§ Short task
Reproduce the listing word for word. Skip any image.

§ Records shown
* START *
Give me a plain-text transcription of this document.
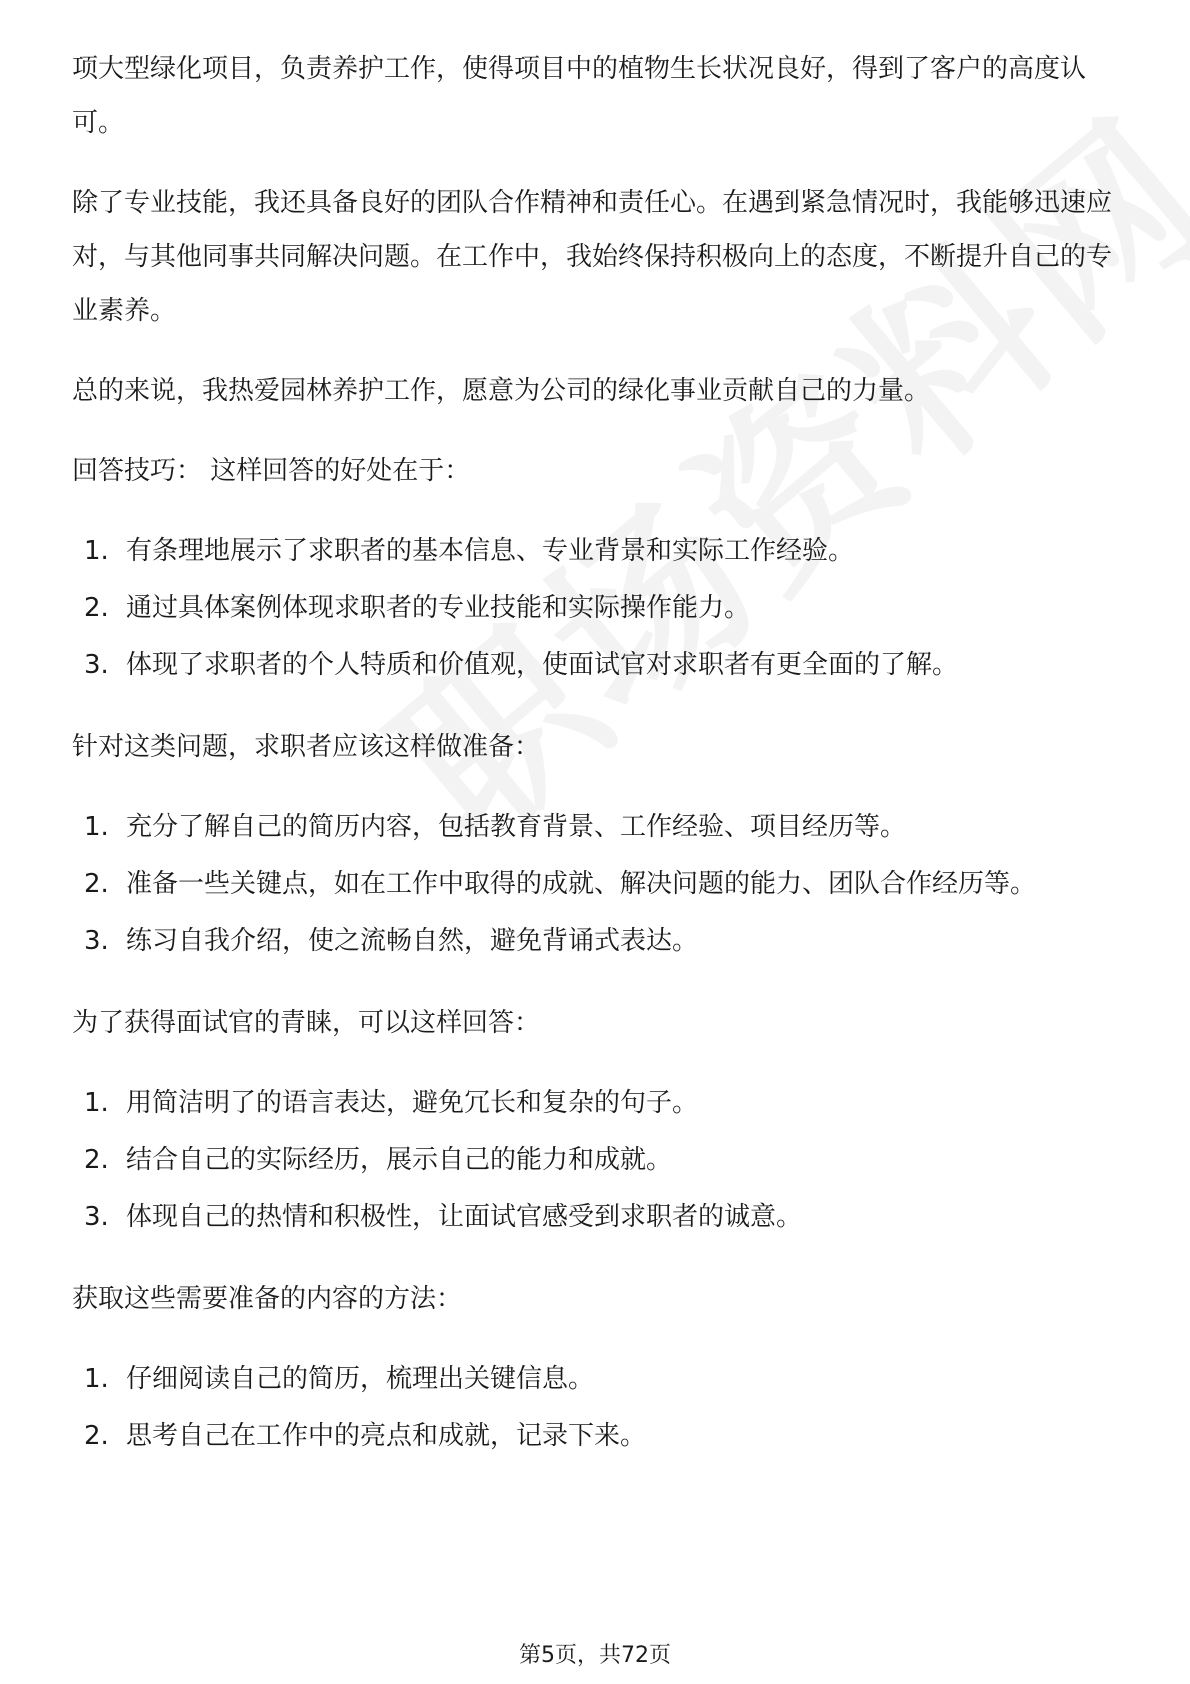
项大型绿化项目，负责养护工作，使得项目中的植物生长状况良好，得到了客户的高度认可。

除了专业技能，我还具备良好的团队合作精神和责任心。在遇到紧急情况时，我能够迅速应对，与其他同事共同解决问题。在工作中，我始终保持积极向上的态度，不断提升自己的专业素养。

总的来说，我热爱园林养护工作，愿意为公司的绿化事业贡献自己的力量。

回答技巧： 这样回答的好处在于：

1. 有条理地展示了求职者的基本信息、专业背景和实际工作经验。
2. 通过具体案例体现求职者的专业技能和实际操作能力。
3. 体现了求职者的个人特质和价值观，使面试官对求职者有更全面的了解。

针对这类问题，求职者应该这样做准备：

1. 充分了解自己的简历内容，包括教育背景、工作经验、项目经历等。
2. 准备一些关键点，如在工作中取得的成就、解决问题的能力、团队合作经历等。
3. 练习自我介绍，使之流畅自然，避免背诵式表达。

为了获得面试官的青睐，可以这样回答：

1. 用简洁明了的语言表达，避免冗长和复杂的句子。
2. 结合自己的实际经历，展示自己的能力和成就。
3. 体现自己的热情和积极性，让面试官感受到求职者的诚意。

获取这些需要准备的内容的方法：

1. 仔细阅读自己的简历，梳理出关键信息。
2. 思考自己在工作中的亮点和成就，记录下来。
第5页，共72页
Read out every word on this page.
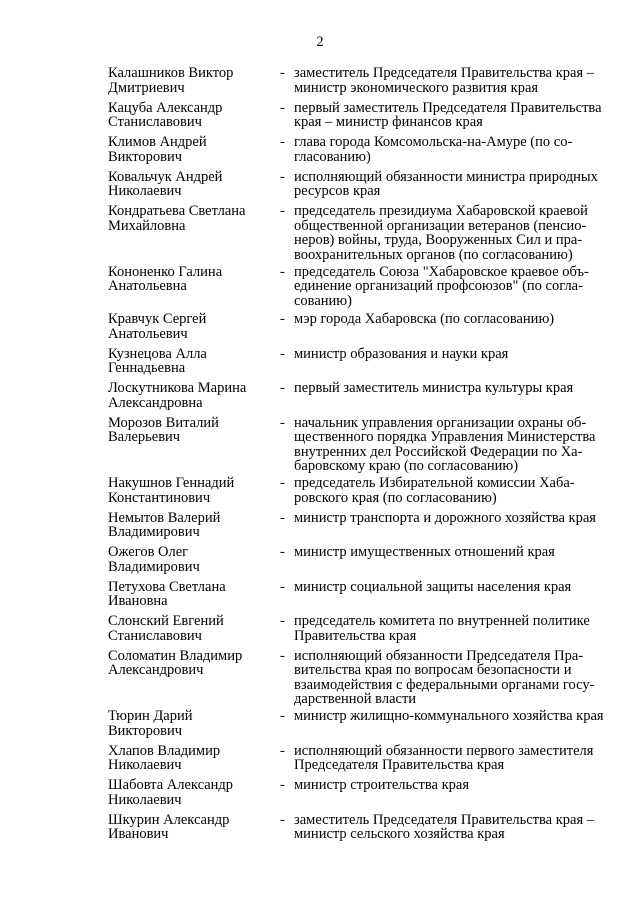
2
Калашников Виктор
Дмитриевич
- заместитель Председателя Правительства края –
министр экономического развития края
Кацуба Александр
Станиславович
- первый заместитель Председателя Правительства
края – министр финансов края
Климов Андрей
Викторович
- глава города Комсомольска-на-Амуре (по со-
гласованию)
Ковальчук Андрей
Николаевич
- исполняющий обязанности министра природных
ресурсов края
Кондратьева Светлана
Михайловна
- председатель президиума Хабаровской краевой
общественной организации ветеранов (пенсио-
неров) войны, труда, Вооруженных Сил и пра-
воохранительных органов (по согласованию)
Кононенко Галина
Анатольевна
- председатель Союза "Хабаровское краевое объ-
единение организаций профсоюзов" (по согла-
сованию)
Кравчук Сергей
Анатольевич
- мэр города Хабаровска (по согласованию)
Кузнецова Алла
Геннадьевна
- министр образования и науки края
Лоскутникова Марина
Александровна
- первый заместитель министра культуры края
Морозов Виталий
Валерьевич
- начальник управления организации охраны об-
щественного порядка Управления Министерства
внутренних дел Российской Федерации по Ха-
баровскому краю (по согласованию)
Накушнов Геннадий
Константинович
- председатель Избирательной комиссии Хаба-
ровского края (по согласованию)
Немытов Валерий
Владимирович
- министр транспорта и дорожного хозяйства края
Ожегов Олег
Владимирович
- министр имущественных отношений края
Петухова Светлана
Ивановна
- министр социальной защиты населения края
Слонский Евгений
Станиславович
- председатель комитета по внутренней политике
Правительства края
Соломатин Владимир
Александрович
- исполняющий обязанности Председателя Пра-
вительства края по вопросам безопасности и
взаимодействия с федеральными органами госу-
дарственной власти
Тюрин Дарий
Викторович
- министр жилищно-коммунального хозяйства края
Хлапов Владимир
Николаевич
- исполняющий обязанности первого заместителя
Председателя Правительства края
Шабовта Александр
Николаевич
- министр строительства края
Шкурин Александр
Иванович
- заместитель Председателя Правительства края –
министр сельского хозяйства края
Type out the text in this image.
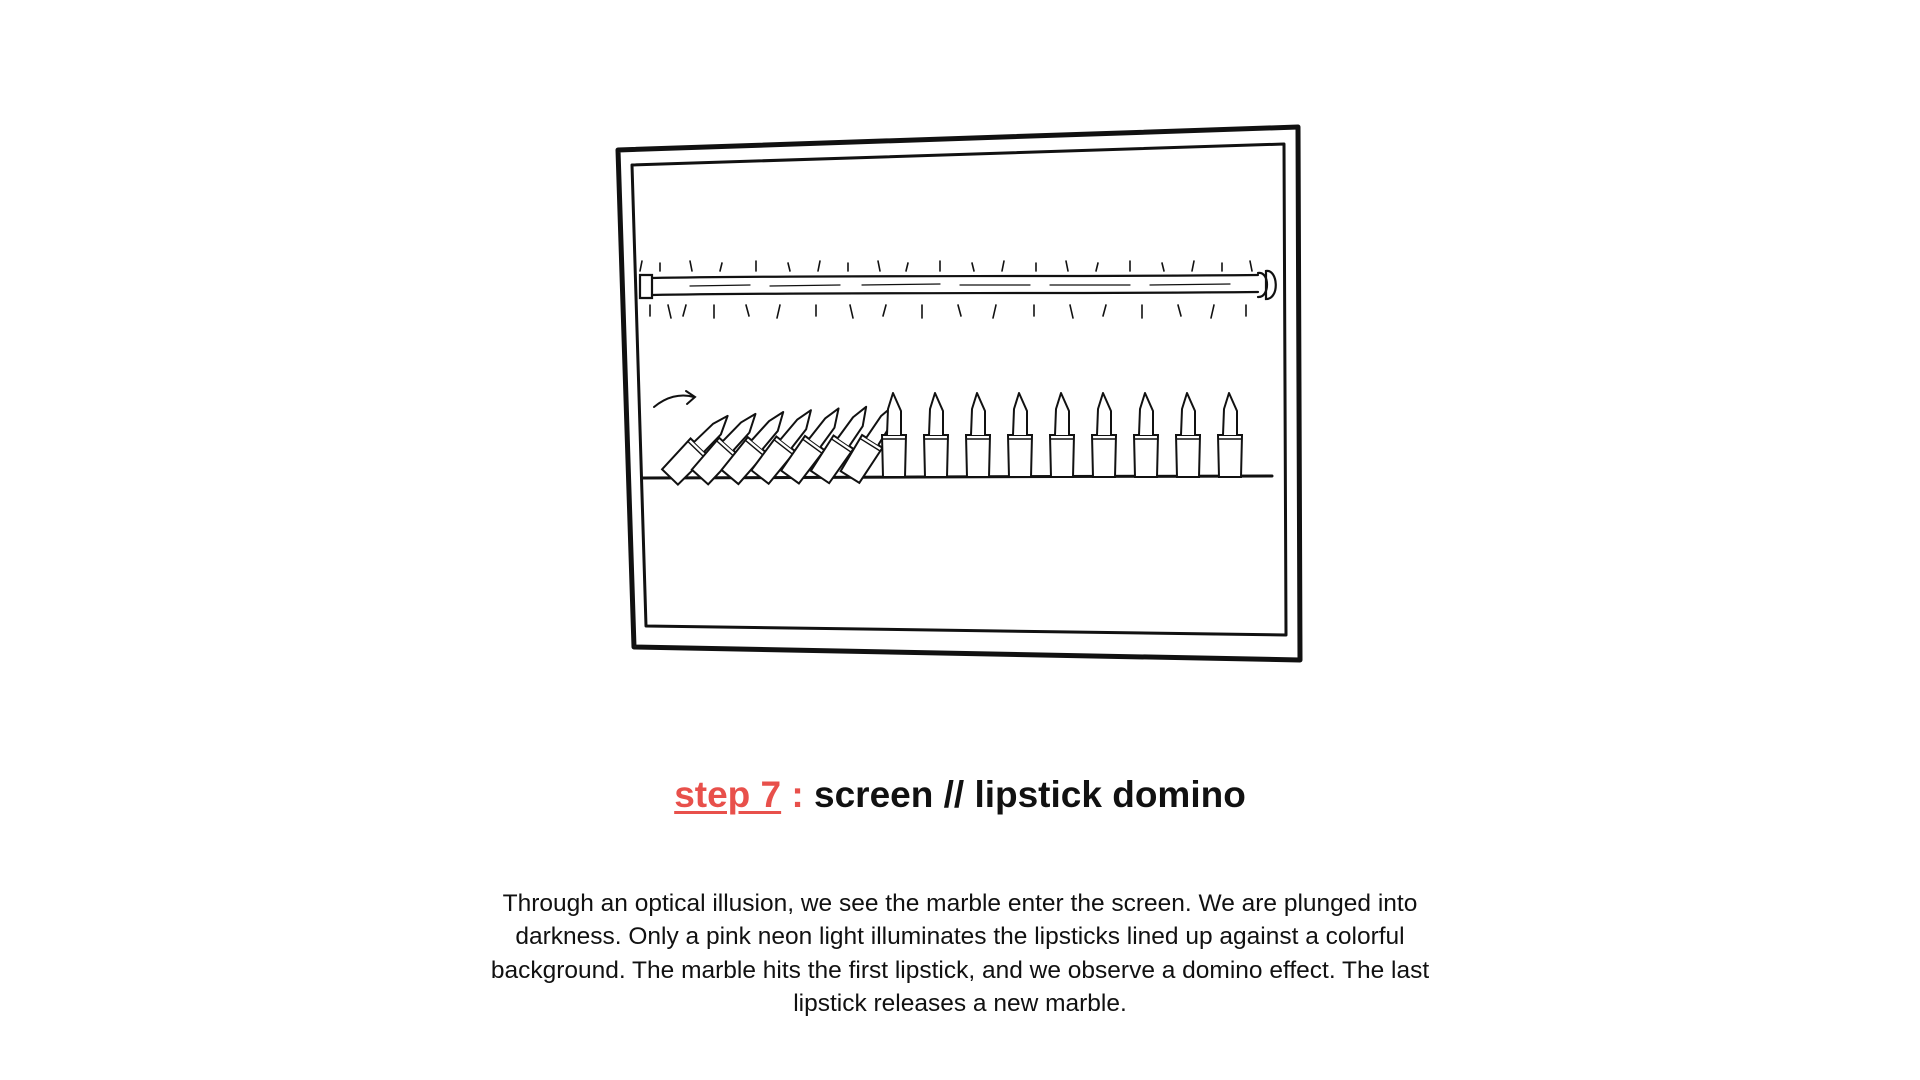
step 7 : screen // lipstick domino

Through an optical illusion, we see the marble enter the screen. We are plunged into darkness. Only a pink neon light illuminates the lipsticks lined up against a colorful background. The marble hits the first lipstick, and we observe a domino effect. The last lipstick releases a new marble.
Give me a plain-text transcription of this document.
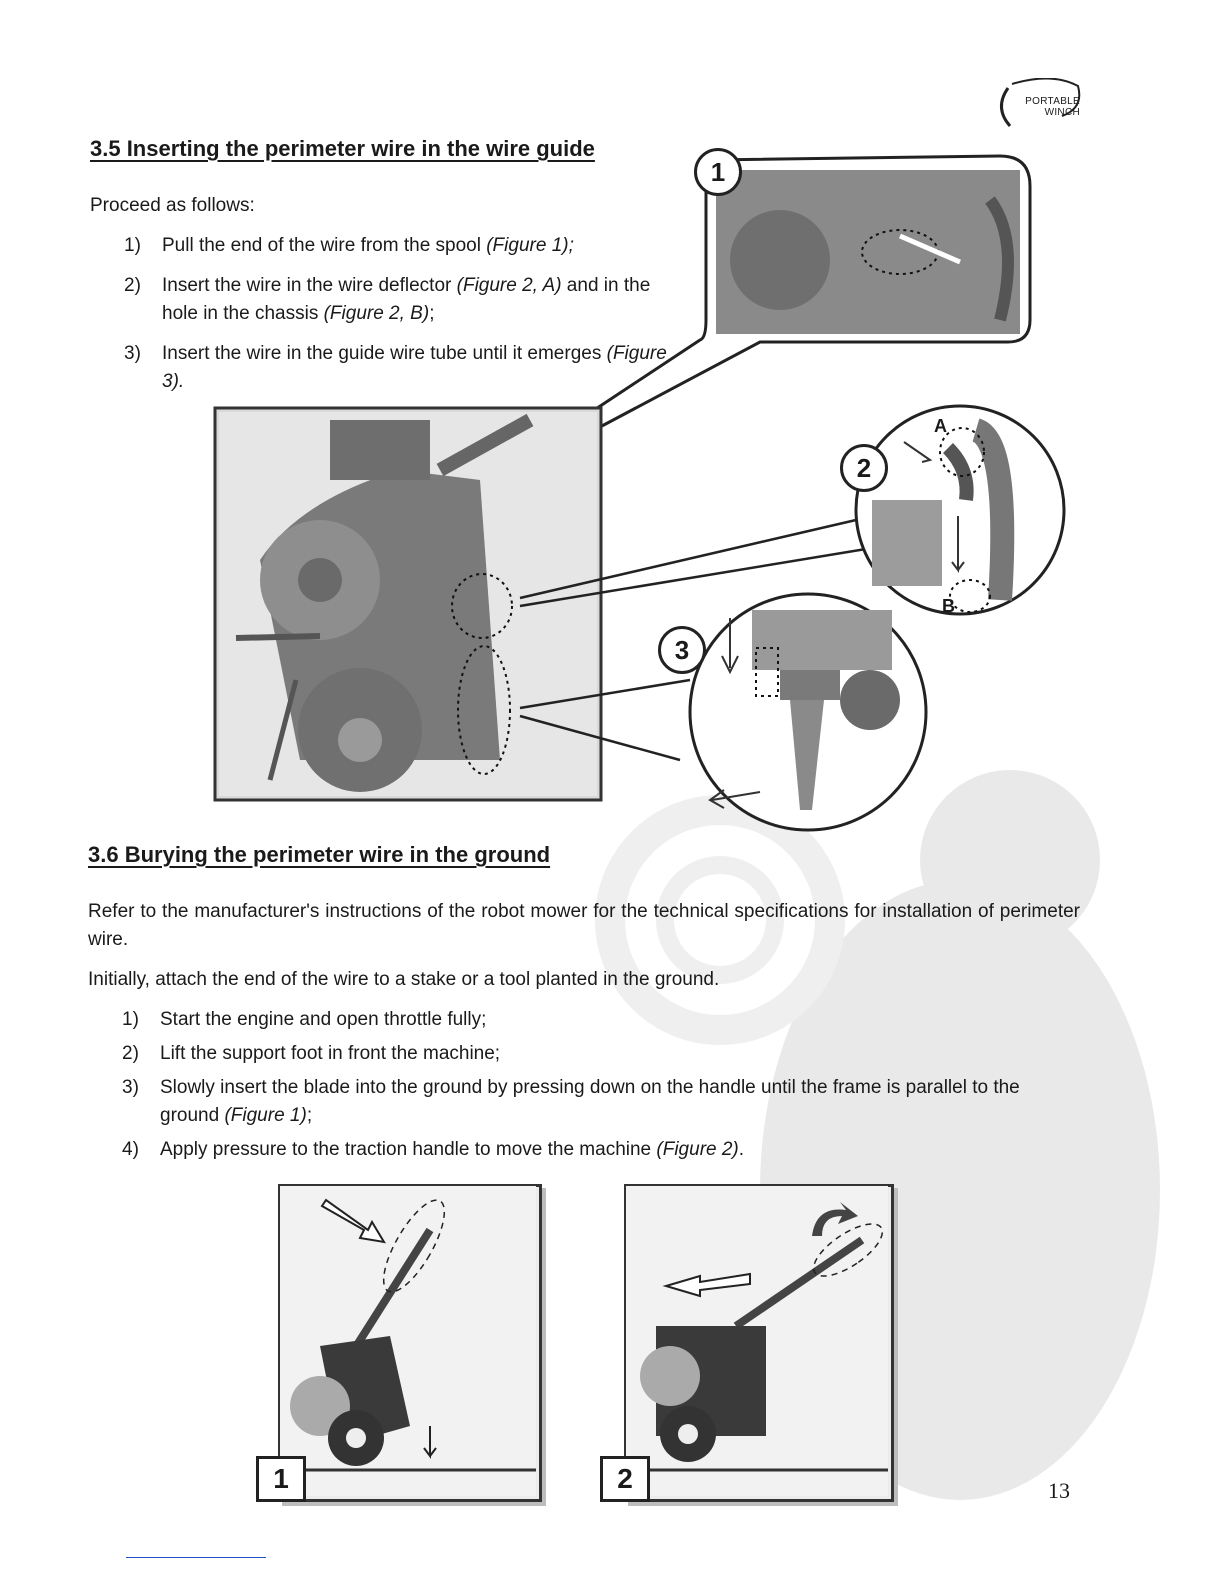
PORTABLE
WINCH
3.5 Inserting the perimeter wire in the wire guide

Proceed as follows:

1) Pull the end of the wire from the spool (Figure 1);
2) Insert the wire in the wire deflector (Figure 2, A) and in the hole in the chassis (Figure 2, B);
3) Insert the wire in the guide wire tube until it emerges (Figure 3).
1
2
3
A
B
3.6 Burying the perimeter wire in the ground

Refer to the manufacturer's instructions of the robot mower for the technical specifications for installation of perimeter wire.

Initially, attach the end of the wire to a stake or a tool planted in the ground.

1) Start the engine and open throttle fully;
2) Lift the support foot in front the machine;
3) Slowly insert the blade into the ground by pressing down on the handle until the frame is parallel to the ground (Figure 1);
4) Apply pressure to the traction handle to move the machine (Figure 2).
1	2	13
* END *
§ Written response
Give me a plain-text transcription of this document.
项大型绿化项目，负责养护工作，使得项目中的植物生长状况良好，得到了客户的高度认可。

除了专业技能，我还具备良好的团队合作精神和责任心。在遇到紧急情况时，我能够迅速应对，与其他同事共同解决问题。在工作中，我始终保持积极向上的态度，不断提升自己的专业素养。

总的来说，我热爱园林养护工作，愿意为公司的绿化事业贡献自己的力量。

回答技巧： 这样回答的好处在于：

1. 有条理地展示了求职者的基本信息、专业背景和实际工作经验。
2. 通过具体案例体现求职者的专业技能和实际操作能力。
3. 体现了求职者的个人特质和价值观，使面试官对求职者有更全面的了解。

针对这类问题，求职者应该这样做准备：

1. 充分了解自己的简历内容，包括教育背景、工作经验、项目经历等。
2. 准备一些关键点，如在工作中取得的成就、解决问题的能力、团队合作经历等。
3. 练习自我介绍，使之流畅自然，避免背诵式表达。

为了获得面试官的青睐，可以这样回答：

1. 用简洁明了的语言表达，避免冗长和复杂的句子。
2. 结合自己的实际经历，展示自己的能力和成就。
3. 体现自己的热情和积极性，让面试官感受到求职者的诚意。

获取这些需要准备的内容的方法：

1. 仔细阅读自己的简历，梳理出关键信息。
2. 思考自己在工作中的亮点和成就，记录下来。
第5页，共72页
Read out every word on this page.
2
Калашников Виктор
Дмитриевич
- заместитель Председателя Правительства края –
министр экономического развития края
Кацуба Александр
Станиславович
- первый заместитель Председателя Правительства
края – министр финансов края
Климов Андрей
Викторович
- глава города Комсомольска-на-Амуре (по со-
гласованию)
Ковальчук Андрей
Николаевич
- исполняющий обязанности министра природных
ресурсов края
Кондратьева Светлана
Михайловна
- председатель президиума Хабаровской краевой
общественной организации ветеранов (пенсио-
неров) войны, труда, Вооруженных Сил и пра-
воохранительных органов (по согласованию)
Кононенко Галина
Анатольевна
- председатель Союза "Хабаровское краевое объ-
единение организаций профсоюзов" (по согла-
сованию)
Кравчук Сергей
Анатольевич
- мэр города Хабаровска (по согласованию)
Кузнецова Алла
Геннадьевна
- министр образования и науки края
Лоскутникова Марина
Александровна
- первый заместитель министра культуры края
Морозов Виталий
Валерьевич
- начальник управления организации охраны об-
щественного порядка Управления Министерства
внутренних дел Российской Федерации по Ха-
баровскому краю (по согласованию)
Накушнов Геннадий
Константинович
- председатель Избирательной комиссии Хаба-
ровского края (по согласованию)
Немытов Валерий
Владимирович
- министр транспорта и дорожного хозяйства края
Ожегов Олег
Владимирович
- министр имущественных отношений края
Петухова Светлана
Ивановна
- министр социальной защиты населения края
Слонский Евгений
Станиславович
- председатель комитета по внутренней политике
Правительства края
Соломатин Владимир
Александрович
- исполняющий обязанности Председателя Пра-
вительства края по вопросам безопасности и
взаимодействия с федеральными органами госу-
дарственной власти
Тюрин Дарий
Викторович
- министр жилищно-коммунального хозяйства края
Хлапов Владимир
Николаевич
- исполняющий обязанности первого заместителя
Председателя Правительства края
Шабовта Александр
Николаевич
- министр строительства края
Шкурин Александр
Иванович
- заместитель Председателя Правительства края –
министр сельского хозяйства края
Type out the text in this image.
step 7 : screen // lipstick domino

Through an optical illusion, we see the marble enter the screen. We are plunged into darkness. Only a pink neon light illuminates the lipsticks lined up against a colorful background. The marble hits the first lipstick, and we observe a domino effect. The last lipstick releases a new marble.
Give me a plain-text transcription of this document.
PORTABLE
WINCH
3.5 Inserting the perimeter wire in the wire guide

Proceed as follows:

1) Pull the end of the wire from the spool (Figure 1);
2) Insert the wire in the wire deflector (Figure 2, A) and in the hole in the chassis (Figure 2, B);
3) Insert the wire in the guide wire tube until it emerges (Figure 3).
1
2
3
A
B
3.6 Burying the perimeter wire in the ground

Refer to the manufacturer's instructions of the robot mower for the technical specifications for installation of perimeter wire.

Initially, attach the end of the wire to a stake or a tool planted in the ground.

1) Start the engine and open throttle fully;
2) Lift the support foot in front the machine;
3) Slowly insert the blade into the ground by pressing down on the handle until the frame is parallel to the ground (Figure 1);
4) Apply pressure to the traction handle to move the machine (Figure 2).
1	2	13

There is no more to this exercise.